::: EXTRACTED MATERIAL :::

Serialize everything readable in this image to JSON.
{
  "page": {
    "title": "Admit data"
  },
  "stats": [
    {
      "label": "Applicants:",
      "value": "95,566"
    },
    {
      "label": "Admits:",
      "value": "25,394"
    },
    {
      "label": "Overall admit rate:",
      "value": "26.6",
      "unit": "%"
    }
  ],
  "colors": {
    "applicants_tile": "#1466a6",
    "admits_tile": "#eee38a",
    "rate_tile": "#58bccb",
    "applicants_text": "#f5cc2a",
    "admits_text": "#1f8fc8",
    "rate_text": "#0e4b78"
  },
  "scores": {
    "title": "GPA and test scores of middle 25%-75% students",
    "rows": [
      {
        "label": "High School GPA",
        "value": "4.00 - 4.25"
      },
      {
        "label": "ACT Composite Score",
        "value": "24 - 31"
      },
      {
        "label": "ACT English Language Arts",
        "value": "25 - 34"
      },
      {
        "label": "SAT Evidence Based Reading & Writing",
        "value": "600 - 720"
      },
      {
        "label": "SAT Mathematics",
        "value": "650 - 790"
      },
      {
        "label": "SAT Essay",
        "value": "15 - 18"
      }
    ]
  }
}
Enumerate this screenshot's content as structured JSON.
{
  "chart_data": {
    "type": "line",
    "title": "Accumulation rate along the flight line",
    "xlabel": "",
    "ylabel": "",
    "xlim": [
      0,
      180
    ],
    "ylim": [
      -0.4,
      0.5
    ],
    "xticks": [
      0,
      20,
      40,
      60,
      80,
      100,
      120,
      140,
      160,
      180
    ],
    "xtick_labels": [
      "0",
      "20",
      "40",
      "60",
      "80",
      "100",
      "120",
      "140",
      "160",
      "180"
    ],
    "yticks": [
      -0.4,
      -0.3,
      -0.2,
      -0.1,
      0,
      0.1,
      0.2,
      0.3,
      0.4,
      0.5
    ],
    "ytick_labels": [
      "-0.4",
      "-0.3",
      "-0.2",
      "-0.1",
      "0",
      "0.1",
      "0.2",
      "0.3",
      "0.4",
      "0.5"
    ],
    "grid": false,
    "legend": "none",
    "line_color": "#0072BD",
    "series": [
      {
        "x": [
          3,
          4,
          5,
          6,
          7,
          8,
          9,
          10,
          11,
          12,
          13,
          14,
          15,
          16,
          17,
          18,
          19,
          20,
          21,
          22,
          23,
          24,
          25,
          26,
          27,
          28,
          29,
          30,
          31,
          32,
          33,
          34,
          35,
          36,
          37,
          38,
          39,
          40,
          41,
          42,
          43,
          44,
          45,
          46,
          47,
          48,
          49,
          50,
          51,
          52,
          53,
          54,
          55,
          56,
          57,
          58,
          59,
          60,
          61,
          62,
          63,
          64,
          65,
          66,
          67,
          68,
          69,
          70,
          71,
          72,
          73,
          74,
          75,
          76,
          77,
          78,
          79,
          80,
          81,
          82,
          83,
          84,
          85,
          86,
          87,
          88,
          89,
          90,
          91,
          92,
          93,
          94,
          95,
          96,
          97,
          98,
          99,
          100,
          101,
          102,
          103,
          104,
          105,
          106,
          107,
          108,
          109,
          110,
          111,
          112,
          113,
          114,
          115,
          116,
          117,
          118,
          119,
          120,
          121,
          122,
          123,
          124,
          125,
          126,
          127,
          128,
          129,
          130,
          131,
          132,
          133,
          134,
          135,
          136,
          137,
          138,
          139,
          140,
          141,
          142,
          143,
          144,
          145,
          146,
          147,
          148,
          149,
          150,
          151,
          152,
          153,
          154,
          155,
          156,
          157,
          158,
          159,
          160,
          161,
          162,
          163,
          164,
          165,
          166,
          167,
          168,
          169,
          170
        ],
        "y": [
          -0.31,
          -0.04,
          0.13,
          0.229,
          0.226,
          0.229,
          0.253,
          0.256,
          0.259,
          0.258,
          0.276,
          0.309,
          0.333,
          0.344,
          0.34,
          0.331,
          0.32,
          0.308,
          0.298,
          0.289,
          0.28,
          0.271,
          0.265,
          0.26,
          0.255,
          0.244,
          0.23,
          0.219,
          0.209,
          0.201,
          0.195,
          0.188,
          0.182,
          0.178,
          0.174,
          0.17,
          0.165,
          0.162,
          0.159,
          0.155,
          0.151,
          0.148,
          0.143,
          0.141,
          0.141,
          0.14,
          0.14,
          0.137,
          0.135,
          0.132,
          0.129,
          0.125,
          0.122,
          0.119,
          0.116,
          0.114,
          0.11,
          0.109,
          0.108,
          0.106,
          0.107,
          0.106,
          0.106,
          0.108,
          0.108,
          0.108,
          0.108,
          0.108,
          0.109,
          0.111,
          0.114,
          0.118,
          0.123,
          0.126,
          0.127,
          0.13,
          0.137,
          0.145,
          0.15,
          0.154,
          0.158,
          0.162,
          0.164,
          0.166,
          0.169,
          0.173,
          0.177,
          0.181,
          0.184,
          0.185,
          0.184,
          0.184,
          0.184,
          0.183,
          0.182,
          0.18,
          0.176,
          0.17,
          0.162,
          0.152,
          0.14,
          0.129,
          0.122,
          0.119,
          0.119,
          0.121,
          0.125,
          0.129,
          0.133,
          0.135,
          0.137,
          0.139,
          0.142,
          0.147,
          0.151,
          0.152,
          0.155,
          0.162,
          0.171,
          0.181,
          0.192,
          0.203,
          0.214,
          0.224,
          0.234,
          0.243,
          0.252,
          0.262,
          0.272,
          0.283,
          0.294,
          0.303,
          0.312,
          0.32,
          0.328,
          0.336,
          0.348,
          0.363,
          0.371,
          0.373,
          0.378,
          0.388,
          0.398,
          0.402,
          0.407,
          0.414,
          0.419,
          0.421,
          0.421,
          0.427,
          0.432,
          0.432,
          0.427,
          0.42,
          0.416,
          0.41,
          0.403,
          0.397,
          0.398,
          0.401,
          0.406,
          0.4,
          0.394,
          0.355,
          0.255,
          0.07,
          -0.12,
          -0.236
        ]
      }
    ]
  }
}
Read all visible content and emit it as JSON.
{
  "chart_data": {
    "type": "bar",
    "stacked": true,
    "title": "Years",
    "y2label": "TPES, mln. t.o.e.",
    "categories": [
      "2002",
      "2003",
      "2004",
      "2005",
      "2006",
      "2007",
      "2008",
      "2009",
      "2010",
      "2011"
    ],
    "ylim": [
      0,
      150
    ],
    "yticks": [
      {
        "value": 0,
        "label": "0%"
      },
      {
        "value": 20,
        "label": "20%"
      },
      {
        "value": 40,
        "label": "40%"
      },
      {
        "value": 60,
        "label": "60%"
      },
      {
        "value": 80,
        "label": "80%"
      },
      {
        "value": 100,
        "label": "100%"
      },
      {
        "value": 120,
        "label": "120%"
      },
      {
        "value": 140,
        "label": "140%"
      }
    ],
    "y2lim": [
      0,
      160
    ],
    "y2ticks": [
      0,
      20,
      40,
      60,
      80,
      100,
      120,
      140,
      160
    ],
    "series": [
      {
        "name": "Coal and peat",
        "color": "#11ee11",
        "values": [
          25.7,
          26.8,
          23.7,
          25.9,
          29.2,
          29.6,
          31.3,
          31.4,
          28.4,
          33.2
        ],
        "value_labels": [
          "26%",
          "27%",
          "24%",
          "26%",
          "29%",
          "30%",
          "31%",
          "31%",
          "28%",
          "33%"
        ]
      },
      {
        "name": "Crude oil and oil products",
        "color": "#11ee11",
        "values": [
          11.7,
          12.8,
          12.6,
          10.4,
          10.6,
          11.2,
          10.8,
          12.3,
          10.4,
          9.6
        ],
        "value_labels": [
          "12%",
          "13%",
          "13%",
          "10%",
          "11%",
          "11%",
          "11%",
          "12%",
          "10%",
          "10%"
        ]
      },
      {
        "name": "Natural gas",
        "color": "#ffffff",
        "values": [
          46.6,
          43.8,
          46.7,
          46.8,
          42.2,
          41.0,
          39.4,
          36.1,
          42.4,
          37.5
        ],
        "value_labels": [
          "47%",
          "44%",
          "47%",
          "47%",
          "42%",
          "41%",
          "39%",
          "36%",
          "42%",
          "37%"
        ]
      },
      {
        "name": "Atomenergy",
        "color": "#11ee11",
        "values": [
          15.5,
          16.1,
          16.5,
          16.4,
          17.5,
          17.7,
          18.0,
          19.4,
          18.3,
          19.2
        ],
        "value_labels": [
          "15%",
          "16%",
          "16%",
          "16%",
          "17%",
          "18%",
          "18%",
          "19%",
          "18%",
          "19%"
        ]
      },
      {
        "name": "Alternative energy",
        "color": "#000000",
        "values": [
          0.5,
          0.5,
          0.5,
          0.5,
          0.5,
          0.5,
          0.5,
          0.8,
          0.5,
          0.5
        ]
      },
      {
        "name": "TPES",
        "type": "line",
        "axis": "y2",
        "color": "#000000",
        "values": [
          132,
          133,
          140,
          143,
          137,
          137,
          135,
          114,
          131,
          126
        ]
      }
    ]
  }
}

:::

## PROBLEM:
Gather up every line in the data above that contains the word "name", copying each one.

## ANSWER BELOW:
        "name": "Coal and peat",
        "name": "Crude oil and oil products",
        "name": "Natural gas",
        "name": "Atomenergy",
        "name": "Alternative energy",
        "name": "TPES",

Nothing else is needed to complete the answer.